#### [Supplied material]
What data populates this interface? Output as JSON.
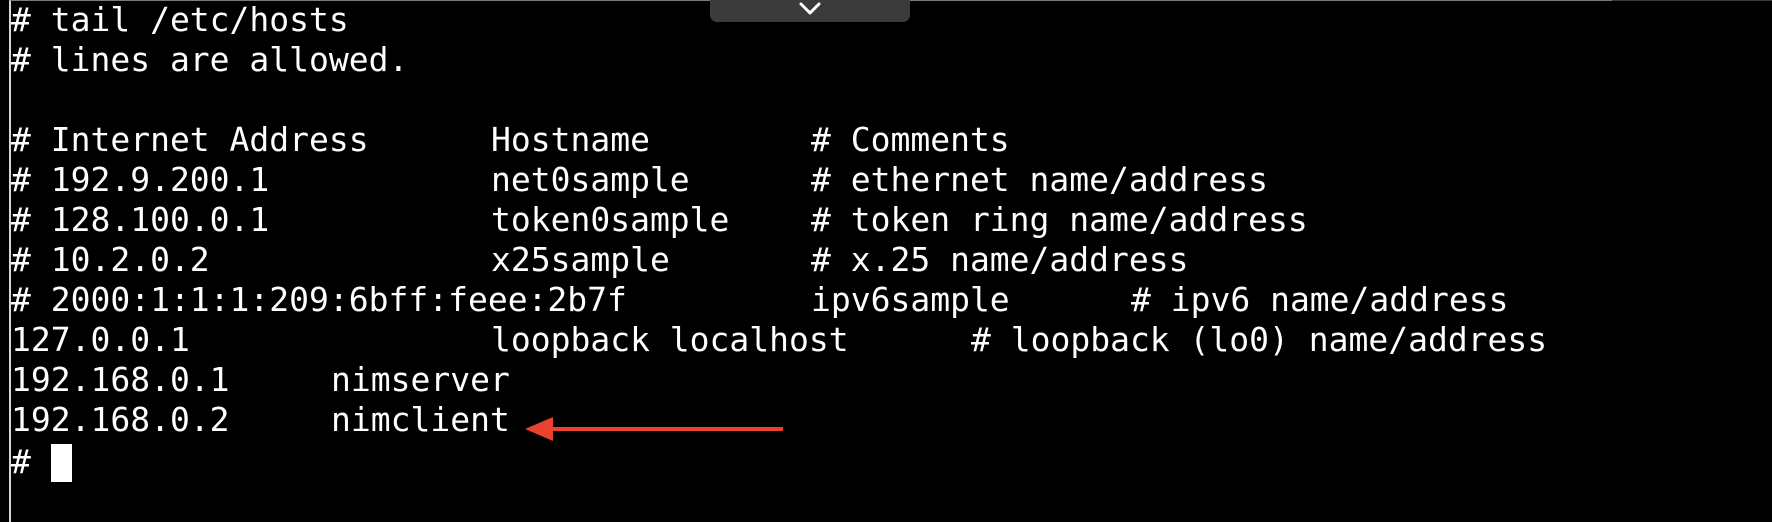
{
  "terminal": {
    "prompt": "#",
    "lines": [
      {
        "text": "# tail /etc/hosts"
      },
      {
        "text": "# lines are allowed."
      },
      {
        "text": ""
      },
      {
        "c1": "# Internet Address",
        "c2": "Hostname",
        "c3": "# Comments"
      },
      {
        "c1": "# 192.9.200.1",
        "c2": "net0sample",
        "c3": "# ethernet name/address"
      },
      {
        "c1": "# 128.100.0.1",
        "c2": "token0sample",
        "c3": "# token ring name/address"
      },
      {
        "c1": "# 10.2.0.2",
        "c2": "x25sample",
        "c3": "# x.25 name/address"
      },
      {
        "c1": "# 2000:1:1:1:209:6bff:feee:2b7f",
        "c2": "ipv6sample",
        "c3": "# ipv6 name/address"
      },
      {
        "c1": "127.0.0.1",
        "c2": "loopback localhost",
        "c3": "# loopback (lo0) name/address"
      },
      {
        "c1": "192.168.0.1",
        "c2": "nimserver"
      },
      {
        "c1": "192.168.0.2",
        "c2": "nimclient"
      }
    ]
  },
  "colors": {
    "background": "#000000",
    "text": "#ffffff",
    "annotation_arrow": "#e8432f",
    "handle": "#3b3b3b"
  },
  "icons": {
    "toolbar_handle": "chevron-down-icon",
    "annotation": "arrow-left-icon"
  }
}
==
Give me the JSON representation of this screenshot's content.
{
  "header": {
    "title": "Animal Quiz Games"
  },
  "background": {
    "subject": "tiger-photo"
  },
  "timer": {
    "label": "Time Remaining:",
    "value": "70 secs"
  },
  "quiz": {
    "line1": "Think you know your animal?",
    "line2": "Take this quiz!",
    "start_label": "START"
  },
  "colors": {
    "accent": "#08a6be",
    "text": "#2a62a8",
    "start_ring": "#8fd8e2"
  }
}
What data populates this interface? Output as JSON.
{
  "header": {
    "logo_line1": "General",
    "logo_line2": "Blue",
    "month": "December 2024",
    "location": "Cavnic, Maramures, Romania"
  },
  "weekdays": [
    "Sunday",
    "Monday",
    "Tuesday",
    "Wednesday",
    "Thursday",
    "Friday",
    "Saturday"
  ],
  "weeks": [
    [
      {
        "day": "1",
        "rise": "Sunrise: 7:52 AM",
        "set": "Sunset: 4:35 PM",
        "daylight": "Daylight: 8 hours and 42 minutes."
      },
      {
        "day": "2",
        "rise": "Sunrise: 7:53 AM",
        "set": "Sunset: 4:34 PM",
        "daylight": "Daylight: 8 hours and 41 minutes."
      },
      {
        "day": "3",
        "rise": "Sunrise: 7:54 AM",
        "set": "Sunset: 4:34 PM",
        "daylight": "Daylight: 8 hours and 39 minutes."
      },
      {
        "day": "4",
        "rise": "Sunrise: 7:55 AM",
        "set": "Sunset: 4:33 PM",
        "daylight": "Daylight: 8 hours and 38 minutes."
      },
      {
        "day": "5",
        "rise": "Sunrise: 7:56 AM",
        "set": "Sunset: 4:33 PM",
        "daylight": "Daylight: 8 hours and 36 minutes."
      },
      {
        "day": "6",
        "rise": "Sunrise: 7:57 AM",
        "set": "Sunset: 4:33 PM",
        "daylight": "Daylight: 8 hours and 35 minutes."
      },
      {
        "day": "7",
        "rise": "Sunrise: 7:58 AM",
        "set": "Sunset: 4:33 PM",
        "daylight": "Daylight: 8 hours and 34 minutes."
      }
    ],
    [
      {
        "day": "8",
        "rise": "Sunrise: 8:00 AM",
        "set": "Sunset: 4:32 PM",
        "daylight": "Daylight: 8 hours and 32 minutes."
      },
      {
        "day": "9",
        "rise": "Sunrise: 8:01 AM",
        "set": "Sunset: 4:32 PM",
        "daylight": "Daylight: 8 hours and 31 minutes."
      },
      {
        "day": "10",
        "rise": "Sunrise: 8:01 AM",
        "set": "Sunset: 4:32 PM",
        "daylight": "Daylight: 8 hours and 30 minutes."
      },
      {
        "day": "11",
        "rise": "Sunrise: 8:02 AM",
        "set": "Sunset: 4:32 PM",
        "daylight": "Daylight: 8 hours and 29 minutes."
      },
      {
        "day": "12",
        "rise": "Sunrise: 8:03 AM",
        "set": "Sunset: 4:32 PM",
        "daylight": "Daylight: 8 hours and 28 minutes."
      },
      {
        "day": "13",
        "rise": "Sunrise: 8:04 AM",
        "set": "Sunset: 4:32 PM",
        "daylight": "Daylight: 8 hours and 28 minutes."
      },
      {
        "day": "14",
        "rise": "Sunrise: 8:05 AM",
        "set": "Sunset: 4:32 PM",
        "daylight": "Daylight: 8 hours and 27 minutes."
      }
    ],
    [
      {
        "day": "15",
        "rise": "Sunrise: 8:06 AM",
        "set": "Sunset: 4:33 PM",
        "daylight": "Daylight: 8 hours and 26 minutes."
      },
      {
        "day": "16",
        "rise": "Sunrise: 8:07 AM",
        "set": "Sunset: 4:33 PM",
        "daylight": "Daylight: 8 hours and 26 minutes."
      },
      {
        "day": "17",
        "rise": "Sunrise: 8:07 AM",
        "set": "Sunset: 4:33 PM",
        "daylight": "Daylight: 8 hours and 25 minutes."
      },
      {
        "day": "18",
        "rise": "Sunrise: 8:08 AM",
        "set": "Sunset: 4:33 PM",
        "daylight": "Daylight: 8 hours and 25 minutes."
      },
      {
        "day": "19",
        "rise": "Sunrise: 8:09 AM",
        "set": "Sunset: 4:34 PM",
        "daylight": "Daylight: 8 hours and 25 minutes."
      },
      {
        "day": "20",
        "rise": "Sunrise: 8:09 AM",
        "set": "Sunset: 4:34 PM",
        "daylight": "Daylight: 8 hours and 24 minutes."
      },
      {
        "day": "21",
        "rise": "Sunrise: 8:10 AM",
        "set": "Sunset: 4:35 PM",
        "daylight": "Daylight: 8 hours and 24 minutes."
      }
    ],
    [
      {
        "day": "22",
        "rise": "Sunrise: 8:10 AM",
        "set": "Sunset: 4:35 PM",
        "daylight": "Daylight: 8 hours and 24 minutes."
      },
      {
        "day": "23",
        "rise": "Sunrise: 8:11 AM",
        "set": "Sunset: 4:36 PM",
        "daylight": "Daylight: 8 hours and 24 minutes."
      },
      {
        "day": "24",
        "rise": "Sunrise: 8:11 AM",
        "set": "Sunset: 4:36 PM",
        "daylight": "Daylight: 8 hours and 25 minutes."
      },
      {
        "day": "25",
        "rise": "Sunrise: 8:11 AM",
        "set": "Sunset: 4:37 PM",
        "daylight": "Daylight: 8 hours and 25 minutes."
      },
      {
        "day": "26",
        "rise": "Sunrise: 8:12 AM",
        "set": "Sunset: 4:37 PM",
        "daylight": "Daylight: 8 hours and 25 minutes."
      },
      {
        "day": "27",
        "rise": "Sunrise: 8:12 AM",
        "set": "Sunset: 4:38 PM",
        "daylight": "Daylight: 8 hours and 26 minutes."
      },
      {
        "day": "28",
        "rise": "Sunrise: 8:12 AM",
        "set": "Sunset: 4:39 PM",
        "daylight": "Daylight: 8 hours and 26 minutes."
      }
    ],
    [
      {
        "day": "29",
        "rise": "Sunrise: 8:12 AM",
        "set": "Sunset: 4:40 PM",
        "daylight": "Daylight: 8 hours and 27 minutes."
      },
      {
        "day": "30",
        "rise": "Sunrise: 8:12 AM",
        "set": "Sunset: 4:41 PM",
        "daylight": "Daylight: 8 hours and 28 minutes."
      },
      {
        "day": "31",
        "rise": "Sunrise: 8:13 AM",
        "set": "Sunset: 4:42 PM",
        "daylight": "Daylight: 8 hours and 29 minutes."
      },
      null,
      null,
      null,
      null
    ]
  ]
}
---
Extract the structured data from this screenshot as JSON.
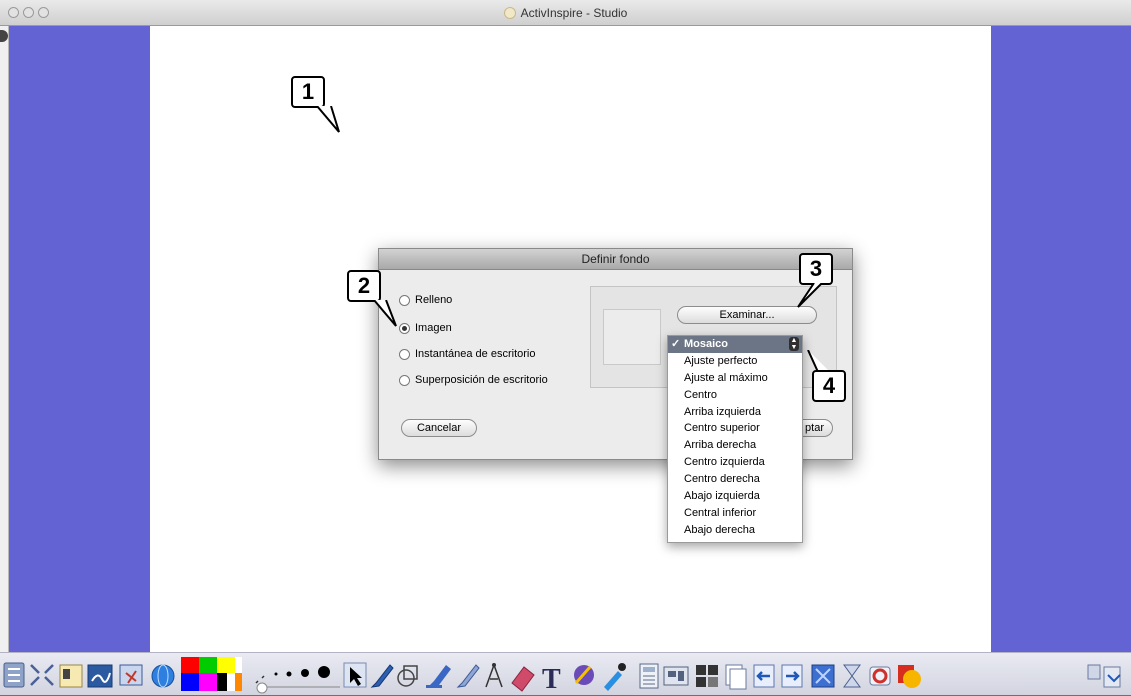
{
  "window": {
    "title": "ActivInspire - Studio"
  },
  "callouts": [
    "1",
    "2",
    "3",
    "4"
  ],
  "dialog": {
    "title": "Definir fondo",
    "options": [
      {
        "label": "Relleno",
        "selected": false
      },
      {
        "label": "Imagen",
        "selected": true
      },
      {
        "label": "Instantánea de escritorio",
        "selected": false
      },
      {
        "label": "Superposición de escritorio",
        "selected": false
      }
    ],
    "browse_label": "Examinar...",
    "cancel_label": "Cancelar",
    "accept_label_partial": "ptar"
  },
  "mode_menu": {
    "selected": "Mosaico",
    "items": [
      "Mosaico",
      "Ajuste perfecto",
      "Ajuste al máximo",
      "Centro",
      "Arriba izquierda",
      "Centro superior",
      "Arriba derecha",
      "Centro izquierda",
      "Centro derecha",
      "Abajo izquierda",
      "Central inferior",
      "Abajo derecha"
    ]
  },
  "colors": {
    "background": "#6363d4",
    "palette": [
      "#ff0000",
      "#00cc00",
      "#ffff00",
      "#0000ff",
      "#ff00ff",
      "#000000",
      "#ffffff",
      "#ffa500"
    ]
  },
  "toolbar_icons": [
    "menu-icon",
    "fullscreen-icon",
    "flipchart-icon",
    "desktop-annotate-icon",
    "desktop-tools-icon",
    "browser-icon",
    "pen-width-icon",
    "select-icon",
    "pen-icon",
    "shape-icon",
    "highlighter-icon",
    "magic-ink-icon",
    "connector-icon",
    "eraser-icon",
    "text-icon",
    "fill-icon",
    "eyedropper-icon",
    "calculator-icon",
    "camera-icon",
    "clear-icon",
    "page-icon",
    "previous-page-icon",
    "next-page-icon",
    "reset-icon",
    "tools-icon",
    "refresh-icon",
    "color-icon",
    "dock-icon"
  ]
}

#### [Problem description]
Report how many lines in the records above contain the word "derecha", giving only the number.

#### [Response to the task]
3